Recorded data
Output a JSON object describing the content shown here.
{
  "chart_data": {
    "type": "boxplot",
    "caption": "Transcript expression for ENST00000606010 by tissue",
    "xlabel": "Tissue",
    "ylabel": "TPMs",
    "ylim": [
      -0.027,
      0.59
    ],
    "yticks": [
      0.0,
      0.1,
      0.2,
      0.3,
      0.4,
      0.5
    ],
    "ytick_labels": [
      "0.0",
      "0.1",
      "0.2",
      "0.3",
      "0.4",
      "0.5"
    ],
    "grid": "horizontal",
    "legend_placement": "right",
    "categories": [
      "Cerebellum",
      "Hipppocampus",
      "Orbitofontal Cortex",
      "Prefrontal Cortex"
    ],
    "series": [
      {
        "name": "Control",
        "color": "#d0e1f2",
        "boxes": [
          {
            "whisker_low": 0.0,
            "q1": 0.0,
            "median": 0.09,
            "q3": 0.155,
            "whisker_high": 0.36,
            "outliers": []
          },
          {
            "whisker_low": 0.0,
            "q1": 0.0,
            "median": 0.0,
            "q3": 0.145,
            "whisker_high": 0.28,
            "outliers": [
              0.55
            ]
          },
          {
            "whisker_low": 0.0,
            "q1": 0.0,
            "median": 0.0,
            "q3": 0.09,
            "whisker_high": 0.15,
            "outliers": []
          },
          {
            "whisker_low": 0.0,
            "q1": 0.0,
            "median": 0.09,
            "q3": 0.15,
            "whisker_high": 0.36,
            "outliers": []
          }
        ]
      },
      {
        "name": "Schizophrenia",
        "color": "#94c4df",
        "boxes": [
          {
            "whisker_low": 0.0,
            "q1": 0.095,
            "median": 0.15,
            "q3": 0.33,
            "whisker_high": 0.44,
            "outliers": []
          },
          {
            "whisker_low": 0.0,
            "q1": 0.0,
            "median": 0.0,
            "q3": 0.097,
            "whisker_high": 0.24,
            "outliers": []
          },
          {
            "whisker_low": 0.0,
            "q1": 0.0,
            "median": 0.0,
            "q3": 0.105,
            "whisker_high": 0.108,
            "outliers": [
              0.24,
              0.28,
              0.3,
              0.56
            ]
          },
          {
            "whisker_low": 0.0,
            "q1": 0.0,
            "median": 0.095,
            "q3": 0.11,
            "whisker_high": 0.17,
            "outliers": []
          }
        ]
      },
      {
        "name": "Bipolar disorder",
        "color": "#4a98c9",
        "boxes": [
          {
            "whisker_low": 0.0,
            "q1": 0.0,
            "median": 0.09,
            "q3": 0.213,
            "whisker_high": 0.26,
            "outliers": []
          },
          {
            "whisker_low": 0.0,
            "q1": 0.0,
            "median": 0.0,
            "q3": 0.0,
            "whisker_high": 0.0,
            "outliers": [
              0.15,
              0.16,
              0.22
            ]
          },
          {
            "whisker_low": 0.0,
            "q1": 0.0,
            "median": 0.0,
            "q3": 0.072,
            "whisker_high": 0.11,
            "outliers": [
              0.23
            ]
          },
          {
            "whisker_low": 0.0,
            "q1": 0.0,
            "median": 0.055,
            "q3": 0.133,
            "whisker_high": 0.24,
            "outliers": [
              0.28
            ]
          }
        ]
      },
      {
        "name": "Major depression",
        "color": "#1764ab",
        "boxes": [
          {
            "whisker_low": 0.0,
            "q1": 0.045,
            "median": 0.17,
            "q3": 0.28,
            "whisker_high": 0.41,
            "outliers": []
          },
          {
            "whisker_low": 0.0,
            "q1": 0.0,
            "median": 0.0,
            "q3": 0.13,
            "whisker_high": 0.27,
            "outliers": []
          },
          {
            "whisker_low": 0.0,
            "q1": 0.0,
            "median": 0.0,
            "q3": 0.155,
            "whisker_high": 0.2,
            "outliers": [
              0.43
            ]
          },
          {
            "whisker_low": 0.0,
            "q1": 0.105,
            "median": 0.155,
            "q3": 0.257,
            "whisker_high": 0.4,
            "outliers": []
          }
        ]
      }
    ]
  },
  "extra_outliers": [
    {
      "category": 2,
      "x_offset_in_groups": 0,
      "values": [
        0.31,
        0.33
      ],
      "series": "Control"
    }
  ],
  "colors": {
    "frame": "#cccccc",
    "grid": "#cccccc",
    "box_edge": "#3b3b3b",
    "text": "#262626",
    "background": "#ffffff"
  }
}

- GIVEN TASK -
Check each line above for the string "Cortex", then copy the ones that have it.

- IN RESPONSE -
      "Orbitofontal Cortex",
      "Prefrontal Cortex"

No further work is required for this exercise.